··· PROVIDED ENTRIES
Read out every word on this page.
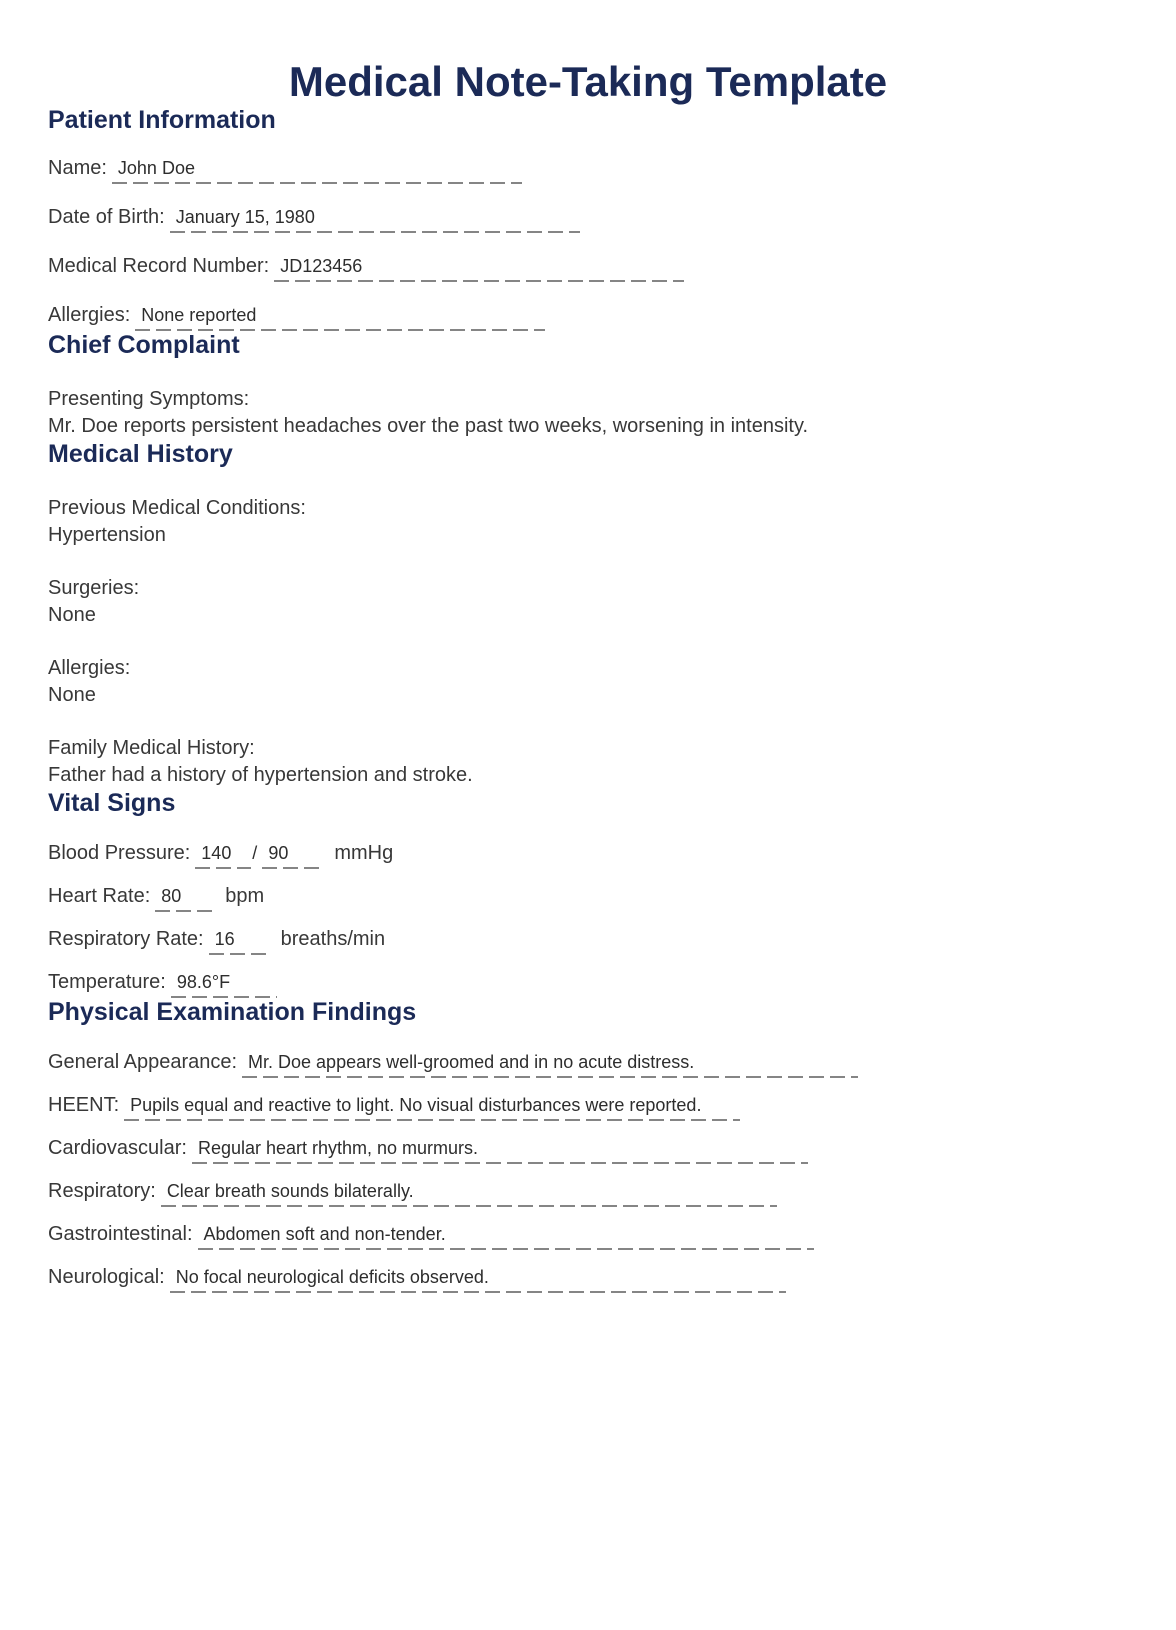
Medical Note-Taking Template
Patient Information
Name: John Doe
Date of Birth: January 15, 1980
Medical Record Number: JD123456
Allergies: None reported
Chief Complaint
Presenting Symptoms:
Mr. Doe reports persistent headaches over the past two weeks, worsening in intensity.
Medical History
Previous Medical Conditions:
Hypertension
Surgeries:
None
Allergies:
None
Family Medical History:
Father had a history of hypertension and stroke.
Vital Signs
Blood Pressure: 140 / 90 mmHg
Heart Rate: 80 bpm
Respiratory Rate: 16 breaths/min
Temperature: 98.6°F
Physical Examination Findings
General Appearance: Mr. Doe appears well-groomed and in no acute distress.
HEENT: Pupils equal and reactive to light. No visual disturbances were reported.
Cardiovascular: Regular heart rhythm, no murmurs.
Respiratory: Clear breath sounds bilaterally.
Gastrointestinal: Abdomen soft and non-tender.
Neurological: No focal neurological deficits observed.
······
··· PROVIDED ENTRIES
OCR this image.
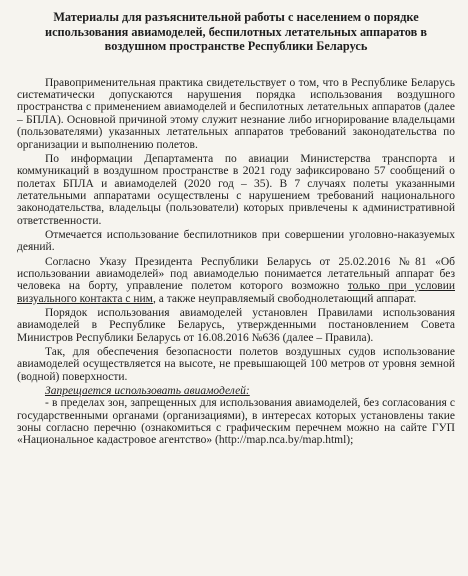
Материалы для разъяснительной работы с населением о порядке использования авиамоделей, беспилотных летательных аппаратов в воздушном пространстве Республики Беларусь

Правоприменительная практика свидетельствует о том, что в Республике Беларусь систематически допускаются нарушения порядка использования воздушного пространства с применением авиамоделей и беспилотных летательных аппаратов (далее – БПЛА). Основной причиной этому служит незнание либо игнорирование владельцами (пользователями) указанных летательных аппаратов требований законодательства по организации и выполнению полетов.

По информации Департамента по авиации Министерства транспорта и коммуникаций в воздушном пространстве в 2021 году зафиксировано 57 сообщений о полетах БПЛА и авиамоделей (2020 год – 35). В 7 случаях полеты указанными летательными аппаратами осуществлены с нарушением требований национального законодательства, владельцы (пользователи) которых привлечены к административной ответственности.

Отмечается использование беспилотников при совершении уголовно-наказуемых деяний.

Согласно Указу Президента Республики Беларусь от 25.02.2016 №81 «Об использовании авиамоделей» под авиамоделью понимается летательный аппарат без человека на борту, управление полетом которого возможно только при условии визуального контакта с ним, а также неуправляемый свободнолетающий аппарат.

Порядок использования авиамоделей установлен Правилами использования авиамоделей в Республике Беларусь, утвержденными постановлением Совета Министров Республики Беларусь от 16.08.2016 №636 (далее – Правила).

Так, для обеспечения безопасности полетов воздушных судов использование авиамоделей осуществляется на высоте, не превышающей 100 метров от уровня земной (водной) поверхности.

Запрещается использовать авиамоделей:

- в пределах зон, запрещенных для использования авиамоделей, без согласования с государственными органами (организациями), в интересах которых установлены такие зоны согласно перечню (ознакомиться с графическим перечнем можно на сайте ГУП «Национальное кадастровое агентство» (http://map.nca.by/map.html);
······
*WHAT YOU NEED TO DO*: Scan the data for the word "reported" and copy every line where it shows up.

*FINAL RESULT*:
Allergies: None reported
HEENT: Pupils equal and reactive to light. No visual disturbances were reported.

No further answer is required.